▶ **Provided entries**
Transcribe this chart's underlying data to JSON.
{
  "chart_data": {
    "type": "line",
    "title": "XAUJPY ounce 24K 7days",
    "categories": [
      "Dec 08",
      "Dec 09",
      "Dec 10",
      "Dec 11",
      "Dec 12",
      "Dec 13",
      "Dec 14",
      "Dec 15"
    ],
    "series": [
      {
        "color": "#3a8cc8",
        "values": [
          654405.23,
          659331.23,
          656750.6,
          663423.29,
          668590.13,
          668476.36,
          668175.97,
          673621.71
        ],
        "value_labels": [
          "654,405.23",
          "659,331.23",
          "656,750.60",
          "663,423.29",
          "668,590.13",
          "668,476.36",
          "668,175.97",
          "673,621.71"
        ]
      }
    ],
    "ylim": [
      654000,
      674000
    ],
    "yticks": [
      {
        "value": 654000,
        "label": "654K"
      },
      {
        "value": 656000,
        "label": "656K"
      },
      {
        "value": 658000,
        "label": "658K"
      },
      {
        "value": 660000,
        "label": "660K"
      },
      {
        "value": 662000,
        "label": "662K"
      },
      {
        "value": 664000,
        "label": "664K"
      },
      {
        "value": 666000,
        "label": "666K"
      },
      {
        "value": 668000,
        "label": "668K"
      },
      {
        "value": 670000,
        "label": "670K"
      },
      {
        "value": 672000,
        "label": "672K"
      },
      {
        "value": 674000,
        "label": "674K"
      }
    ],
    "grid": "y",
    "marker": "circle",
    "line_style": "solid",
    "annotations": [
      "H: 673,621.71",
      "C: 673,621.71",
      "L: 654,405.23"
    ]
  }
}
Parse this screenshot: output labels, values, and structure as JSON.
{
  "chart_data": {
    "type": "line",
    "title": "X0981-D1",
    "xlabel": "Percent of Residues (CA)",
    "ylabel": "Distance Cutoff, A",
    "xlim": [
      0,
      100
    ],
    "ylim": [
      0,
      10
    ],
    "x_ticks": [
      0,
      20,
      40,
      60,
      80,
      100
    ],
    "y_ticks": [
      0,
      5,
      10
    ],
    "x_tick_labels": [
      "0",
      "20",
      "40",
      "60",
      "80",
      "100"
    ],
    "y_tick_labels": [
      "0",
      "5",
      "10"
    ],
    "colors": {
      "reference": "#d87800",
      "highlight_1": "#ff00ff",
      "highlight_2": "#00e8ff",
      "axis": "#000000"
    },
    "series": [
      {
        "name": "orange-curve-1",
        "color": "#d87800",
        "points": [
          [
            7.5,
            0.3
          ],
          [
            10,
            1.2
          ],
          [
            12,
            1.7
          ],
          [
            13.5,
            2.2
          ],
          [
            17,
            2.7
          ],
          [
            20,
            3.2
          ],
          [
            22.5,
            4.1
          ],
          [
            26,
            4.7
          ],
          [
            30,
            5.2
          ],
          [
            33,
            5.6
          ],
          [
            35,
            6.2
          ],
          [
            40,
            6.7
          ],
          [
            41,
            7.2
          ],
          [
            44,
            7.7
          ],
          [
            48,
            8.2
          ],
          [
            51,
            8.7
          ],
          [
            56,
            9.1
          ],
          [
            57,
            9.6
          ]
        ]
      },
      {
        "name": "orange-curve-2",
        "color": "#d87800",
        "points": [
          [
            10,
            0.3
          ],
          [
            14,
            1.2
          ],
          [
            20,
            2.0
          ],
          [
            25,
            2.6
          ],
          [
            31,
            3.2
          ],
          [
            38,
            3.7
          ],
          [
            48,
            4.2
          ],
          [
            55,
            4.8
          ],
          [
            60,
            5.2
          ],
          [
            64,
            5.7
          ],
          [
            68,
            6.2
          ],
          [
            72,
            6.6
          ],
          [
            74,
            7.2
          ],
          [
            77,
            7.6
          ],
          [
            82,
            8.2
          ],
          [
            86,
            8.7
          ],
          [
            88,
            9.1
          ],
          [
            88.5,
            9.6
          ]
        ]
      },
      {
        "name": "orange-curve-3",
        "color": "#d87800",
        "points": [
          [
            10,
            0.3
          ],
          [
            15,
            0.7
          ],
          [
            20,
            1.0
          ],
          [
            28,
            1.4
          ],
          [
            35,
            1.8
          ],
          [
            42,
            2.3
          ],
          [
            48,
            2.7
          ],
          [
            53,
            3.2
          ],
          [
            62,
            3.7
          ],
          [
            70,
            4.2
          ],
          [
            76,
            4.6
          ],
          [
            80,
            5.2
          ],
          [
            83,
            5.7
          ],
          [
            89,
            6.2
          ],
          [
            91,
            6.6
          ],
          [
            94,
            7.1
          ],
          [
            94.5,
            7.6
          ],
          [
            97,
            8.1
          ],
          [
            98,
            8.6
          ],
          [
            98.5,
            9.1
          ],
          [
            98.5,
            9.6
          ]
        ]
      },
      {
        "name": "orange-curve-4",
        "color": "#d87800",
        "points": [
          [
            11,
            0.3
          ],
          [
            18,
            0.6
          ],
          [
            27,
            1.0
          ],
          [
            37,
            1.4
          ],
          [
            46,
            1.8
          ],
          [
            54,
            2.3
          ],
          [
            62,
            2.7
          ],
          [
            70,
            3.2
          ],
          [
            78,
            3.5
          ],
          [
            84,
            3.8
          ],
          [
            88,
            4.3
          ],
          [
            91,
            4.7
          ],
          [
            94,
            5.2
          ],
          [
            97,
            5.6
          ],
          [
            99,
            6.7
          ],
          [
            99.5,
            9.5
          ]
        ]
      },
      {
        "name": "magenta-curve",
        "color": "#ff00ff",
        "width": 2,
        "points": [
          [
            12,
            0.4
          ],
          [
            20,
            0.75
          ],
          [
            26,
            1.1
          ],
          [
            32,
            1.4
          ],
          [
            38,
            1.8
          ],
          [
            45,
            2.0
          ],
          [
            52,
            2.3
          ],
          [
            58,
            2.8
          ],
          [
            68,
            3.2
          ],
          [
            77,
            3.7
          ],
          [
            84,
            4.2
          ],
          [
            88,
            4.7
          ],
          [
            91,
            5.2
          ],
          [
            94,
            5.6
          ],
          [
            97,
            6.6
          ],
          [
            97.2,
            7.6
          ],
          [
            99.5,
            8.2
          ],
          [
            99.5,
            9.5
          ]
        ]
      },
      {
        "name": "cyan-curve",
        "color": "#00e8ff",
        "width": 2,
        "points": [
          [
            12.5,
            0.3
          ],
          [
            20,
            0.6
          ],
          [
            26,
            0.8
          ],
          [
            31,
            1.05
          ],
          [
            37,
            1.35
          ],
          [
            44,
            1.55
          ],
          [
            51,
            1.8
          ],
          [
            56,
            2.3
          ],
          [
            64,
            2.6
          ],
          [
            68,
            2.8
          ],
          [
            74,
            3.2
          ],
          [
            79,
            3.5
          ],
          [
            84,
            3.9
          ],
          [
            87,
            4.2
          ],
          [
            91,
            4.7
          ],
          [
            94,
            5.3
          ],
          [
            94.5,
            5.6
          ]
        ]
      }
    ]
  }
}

▶ **Instruction**
In the records above, collect each line with "this".

▶ **Exercise answer**
Transcribe this chart's underlying data to JSON.
Parse this screenshot: output labels, values, and structure as JSON.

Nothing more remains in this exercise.